Given exercise => Read the lines that follow and pick out every one containing the word "Шереметева".

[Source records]
|---|
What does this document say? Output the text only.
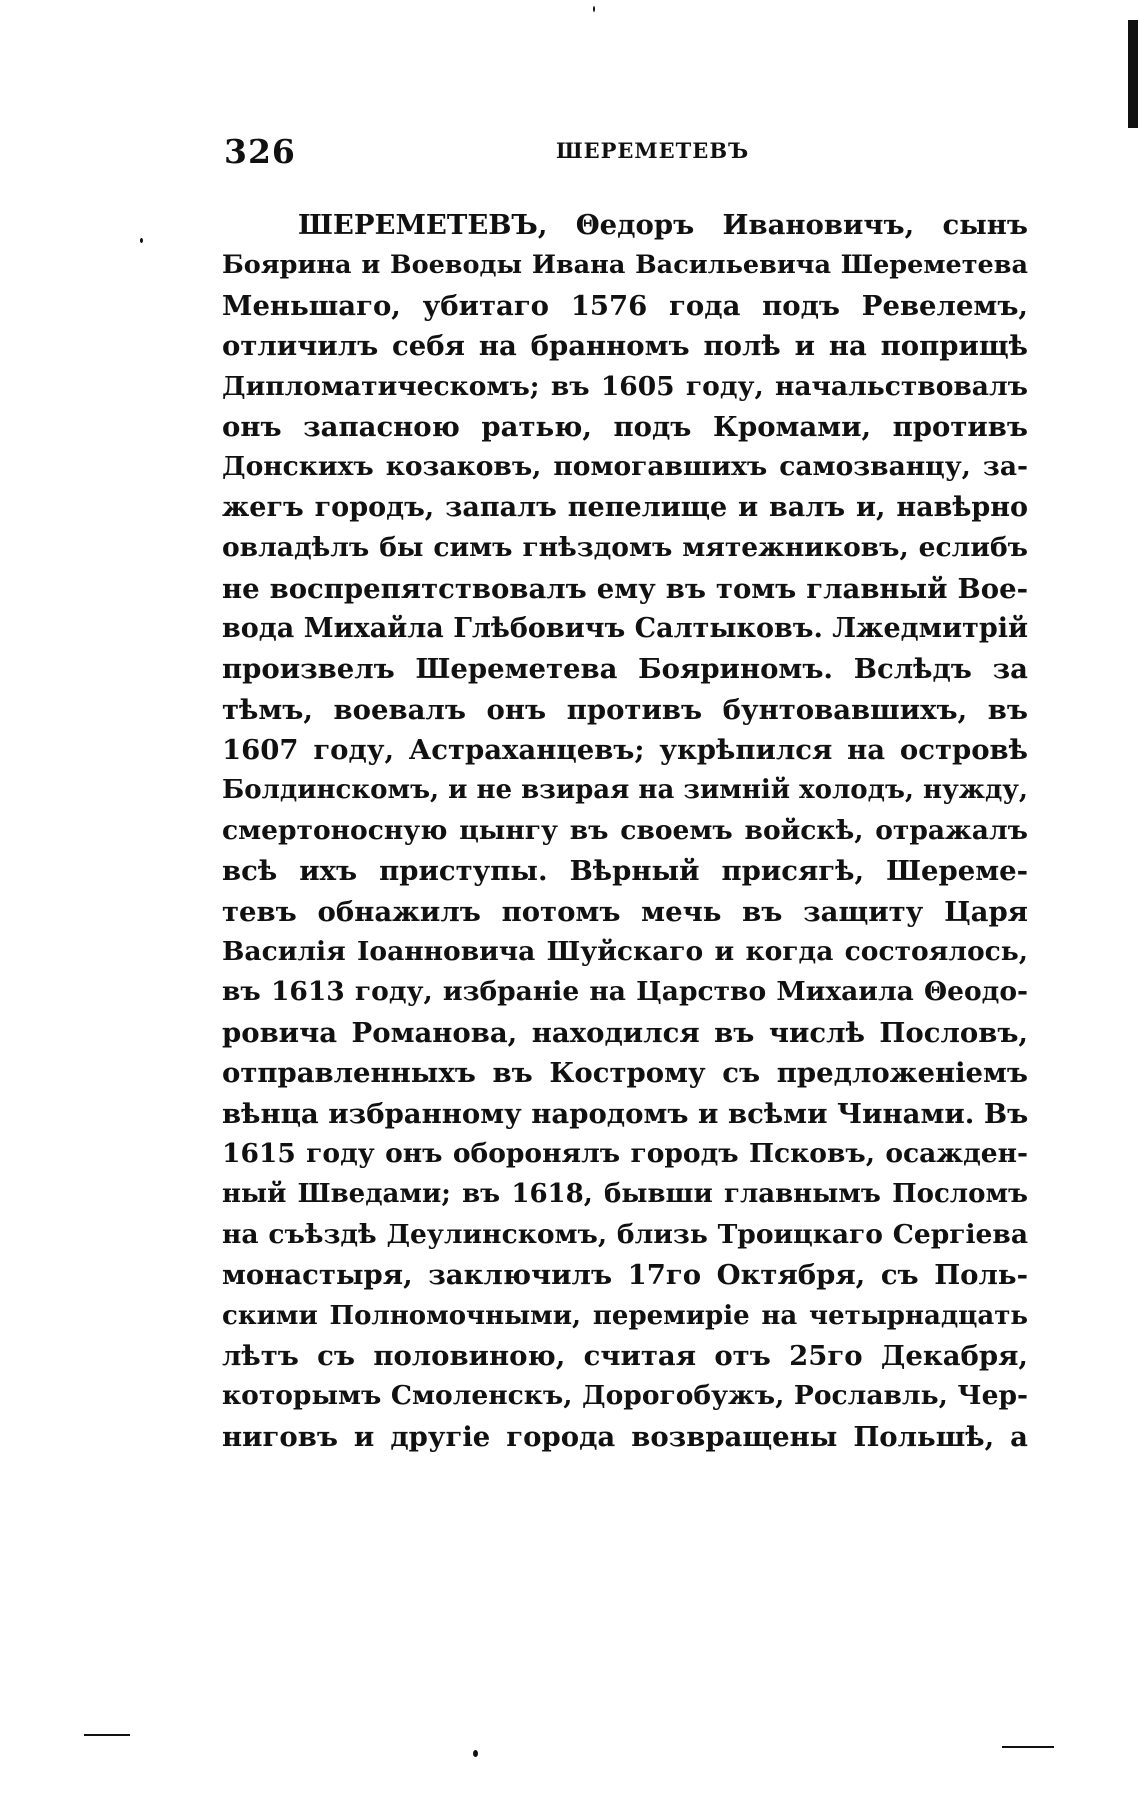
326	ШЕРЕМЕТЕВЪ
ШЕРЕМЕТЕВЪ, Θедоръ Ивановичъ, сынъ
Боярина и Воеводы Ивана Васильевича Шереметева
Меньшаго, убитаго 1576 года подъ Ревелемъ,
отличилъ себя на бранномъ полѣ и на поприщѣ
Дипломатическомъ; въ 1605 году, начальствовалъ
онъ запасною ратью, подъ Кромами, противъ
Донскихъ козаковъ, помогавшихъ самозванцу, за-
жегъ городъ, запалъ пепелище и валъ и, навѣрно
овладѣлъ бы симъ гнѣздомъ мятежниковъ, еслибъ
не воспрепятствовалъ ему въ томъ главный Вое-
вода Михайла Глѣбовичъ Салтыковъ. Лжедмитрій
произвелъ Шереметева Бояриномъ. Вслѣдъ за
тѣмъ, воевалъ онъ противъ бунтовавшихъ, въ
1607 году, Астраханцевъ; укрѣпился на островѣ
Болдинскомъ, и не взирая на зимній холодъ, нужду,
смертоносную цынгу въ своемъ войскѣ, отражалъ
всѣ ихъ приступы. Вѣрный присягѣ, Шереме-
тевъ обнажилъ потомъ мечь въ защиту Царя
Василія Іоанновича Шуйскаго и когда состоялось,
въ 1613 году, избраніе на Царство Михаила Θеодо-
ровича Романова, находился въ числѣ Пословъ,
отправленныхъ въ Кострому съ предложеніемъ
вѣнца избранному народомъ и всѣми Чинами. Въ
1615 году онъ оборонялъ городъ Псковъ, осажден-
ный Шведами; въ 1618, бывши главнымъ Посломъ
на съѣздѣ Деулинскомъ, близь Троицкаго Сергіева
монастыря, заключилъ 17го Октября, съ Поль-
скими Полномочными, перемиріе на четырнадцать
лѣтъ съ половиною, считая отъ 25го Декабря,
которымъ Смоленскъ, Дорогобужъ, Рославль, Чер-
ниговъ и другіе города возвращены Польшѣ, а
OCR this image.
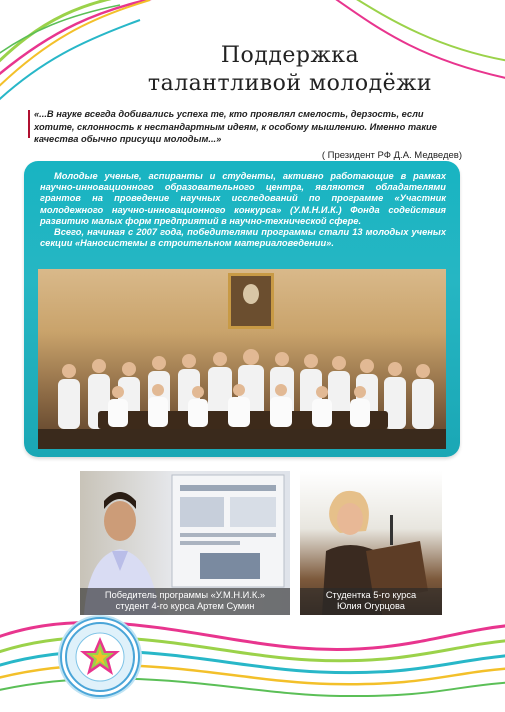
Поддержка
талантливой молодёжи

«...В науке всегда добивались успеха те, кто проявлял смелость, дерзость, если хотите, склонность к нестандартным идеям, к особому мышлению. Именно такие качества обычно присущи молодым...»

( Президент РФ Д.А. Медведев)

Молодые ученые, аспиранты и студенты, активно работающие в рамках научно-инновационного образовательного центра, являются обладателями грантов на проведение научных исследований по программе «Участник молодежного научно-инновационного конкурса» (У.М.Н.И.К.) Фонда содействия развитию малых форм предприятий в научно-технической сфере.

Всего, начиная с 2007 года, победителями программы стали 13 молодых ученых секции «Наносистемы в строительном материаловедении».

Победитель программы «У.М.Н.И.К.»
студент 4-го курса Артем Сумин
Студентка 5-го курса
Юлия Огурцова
|---|
Task result =>
Боярина и Воеводы Ивана Васильевича Шереметева
произвелъ Шереметева Бояриномъ. Вслѣдъ за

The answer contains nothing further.